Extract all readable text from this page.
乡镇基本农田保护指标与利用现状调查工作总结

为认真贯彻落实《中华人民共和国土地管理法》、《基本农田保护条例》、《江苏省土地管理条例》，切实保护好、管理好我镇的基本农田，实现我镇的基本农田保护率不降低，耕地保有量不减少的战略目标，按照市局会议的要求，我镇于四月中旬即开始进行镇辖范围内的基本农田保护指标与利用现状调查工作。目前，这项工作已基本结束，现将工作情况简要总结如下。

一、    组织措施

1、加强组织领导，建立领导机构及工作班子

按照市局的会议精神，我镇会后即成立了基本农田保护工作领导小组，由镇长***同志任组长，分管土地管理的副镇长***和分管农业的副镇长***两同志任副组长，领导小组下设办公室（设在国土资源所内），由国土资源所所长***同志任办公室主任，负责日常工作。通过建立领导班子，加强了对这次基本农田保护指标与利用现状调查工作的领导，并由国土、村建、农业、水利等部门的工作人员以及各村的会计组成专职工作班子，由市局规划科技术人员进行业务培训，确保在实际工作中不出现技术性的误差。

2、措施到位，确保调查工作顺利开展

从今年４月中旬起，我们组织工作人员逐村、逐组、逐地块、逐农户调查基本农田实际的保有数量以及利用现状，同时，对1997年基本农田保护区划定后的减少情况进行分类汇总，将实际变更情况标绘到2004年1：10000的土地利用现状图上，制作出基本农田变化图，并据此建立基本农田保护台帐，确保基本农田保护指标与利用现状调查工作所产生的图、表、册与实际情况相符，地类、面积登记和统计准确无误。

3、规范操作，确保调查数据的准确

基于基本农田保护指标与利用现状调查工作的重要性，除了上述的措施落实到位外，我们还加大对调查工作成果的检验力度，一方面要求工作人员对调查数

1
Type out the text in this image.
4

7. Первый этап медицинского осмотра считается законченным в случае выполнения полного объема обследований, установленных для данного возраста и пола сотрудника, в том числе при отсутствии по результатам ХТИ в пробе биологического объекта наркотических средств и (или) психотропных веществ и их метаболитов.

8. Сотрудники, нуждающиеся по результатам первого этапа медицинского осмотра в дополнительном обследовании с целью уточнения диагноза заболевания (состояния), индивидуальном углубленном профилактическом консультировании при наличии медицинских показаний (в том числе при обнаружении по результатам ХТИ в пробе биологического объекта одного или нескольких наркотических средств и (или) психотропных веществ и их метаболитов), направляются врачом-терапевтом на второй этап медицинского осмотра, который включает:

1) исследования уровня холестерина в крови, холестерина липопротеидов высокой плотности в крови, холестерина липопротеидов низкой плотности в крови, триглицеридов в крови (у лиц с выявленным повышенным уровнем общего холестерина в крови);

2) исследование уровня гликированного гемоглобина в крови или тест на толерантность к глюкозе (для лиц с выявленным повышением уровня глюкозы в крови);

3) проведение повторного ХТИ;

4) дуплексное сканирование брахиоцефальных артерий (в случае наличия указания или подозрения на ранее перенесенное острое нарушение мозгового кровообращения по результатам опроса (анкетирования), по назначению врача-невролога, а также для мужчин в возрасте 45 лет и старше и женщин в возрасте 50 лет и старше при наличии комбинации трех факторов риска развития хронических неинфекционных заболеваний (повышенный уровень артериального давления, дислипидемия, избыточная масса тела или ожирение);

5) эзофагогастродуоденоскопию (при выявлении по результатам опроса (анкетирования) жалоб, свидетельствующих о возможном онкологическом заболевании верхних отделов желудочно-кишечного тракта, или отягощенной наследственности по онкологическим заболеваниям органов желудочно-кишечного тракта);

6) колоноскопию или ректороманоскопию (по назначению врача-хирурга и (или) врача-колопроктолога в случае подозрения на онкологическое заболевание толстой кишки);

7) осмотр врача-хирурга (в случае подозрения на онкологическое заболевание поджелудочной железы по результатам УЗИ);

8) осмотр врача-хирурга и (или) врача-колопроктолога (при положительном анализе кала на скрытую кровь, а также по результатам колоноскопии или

┄┄┄┄┄┄┄┄┄┄┄┄┄┄┄┄┄┄┄┄

[Given request] Please repeat the listing exactly, with nothing left out.

[Answer to the problem]
Extract all readable text from this page.
乡镇基本农田保护指标与利用现状调查工作总结

为认真贯彻落实《中华人民共和国土地管理法》、《基本农田保护条例》、《江苏省土地管理条例》，切实保护好、管理好我镇的基本农田，实现我镇的基本农田保护率不降低，耕地保有量不减少的战略目标，按照市局会议的要求，我镇于四月中旬即开始进行镇辖范围内的基本农田保护指标与利用现状调查工作。目前，这项工作已基本结束，现将工作情况简要总结如下。

一、    组织措施

1、加强组织领导，建立领导机构及工作班子

按照市局的会议精神，我镇会后即成立了基本农田保护工作领导小组，由镇长***同志任组长，分管土地管理的副镇长***和分管农业的副镇长***两同志任副组长，领导小组下设办公室（设在国土资源所内），由国土资源所所长***同志任办公室主任，负责日常工作。通过建立领导班子，加强了对这次基本农田保护指标与利用现状调查工作的领导，并由国土、村建、农业、水利等部门的工作人员以及各村的会计组成专职工作班子，由市局规划科技术人员进行业务培训，确保在实际工作中不出现技术性的误差。

2、措施到位，确保调查工作顺利开展

从今年４月中旬起，我们组织工作人员逐村、逐组、逐地块、逐农户调查基本农田实际的保有数量以及利用现状，同时，对1997年基本农田保护区划定后的减少情况进行分类汇总，将实际变更情况标绘到2004年1：10000的土地利用现状图上，制作出基本农田变化图，并据此建立基本农田保护台帐，确保基本农田保护指标与利用现状调查工作所产生的图、表、册与实际情况相符，地类、面积登记和统计准确无误。

3、规范操作，确保调查数据的准确

基于基本农田保护指标与利用现状调查工作的重要性，除了上述的措施落实到位外，我们还加大对调查工作成果的检验力度，一方面要求工作人员对调查数

1
Type out the text in this image.
4

7. Первый этап медицинского осмотра считается законченным в случае выполнения полного объема обследований, установленных для данного возраста и пола сотрудника, в том числе при отсутствии по результатам ХТИ в пробе биологического объекта наркотических средств и (или) психотропных веществ и их метаболитов.

8. Сотрудники, нуждающиеся по результатам первого этапа медицинского осмотра в дополнительном обследовании с целью уточнения диагноза заболевания (состояния), индивидуальном углубленном профилактическом консультировании при наличии медицинских показаний (в том числе при обнаружении по результатам ХТИ в пробе биологического объекта одного или нескольких наркотических средств и (или) психотропных веществ и их метаболитов), направляются врачом-терапевтом на второй этап медицинского осмотра, который включает:

1) исследования уровня холестерина в крови, холестерина липопротеидов высокой плотности в крови, холестерина липопротеидов низкой плотности в крови, триглицеридов в крови (у лиц с выявленным повышенным уровнем общего холестерина в крови);

2) исследование уровня гликированного гемоглобина в крови или тест на толерантность к глюкозе (для лиц с выявленным повышением уровня глюкозы в крови);

3) проведение повторного ХТИ;

4) дуплексное сканирование брахиоцефальных артерий (в случае наличия указания или подозрения на ранее перенесенное острое нарушение мозгового кровообращения по результатам опроса (анкетирования), по назначению врача-невролога, а также для мужчин в возрасте 45 лет и старше и женщин в возрасте 50 лет и старше при наличии комбинации трех факторов риска развития хронических неинфекционных заболеваний (повышенный уровень артериального давления, дислипидемия, избыточная масса тела или ожирение);

5) эзофагогастродуоденоскопию (при выявлении по результатам опроса (анкетирования) жалоб, свидетельствующих о возможном онкологическом заболевании верхних отделов желудочно-кишечного тракта, или отягощенной наследственности по онкологическим заболеваниям органов желудочно-кишечного тракта);

6) колоноскопию или ректороманоскопию (по назначению врача-хирурга и (или) врача-колопроктолога в случае подозрения на онкологическое заболевание толстой кишки);

7) осмотр врача-хирурга (в случае подозрения на онкологическое заболевание поджелудочной железы по результатам УЗИ);

8) осмотр врача-хирурга и (или) врача-колопроктолога (при положительном анализе кала на скрытую кровь, а также по результатам колоноскопии или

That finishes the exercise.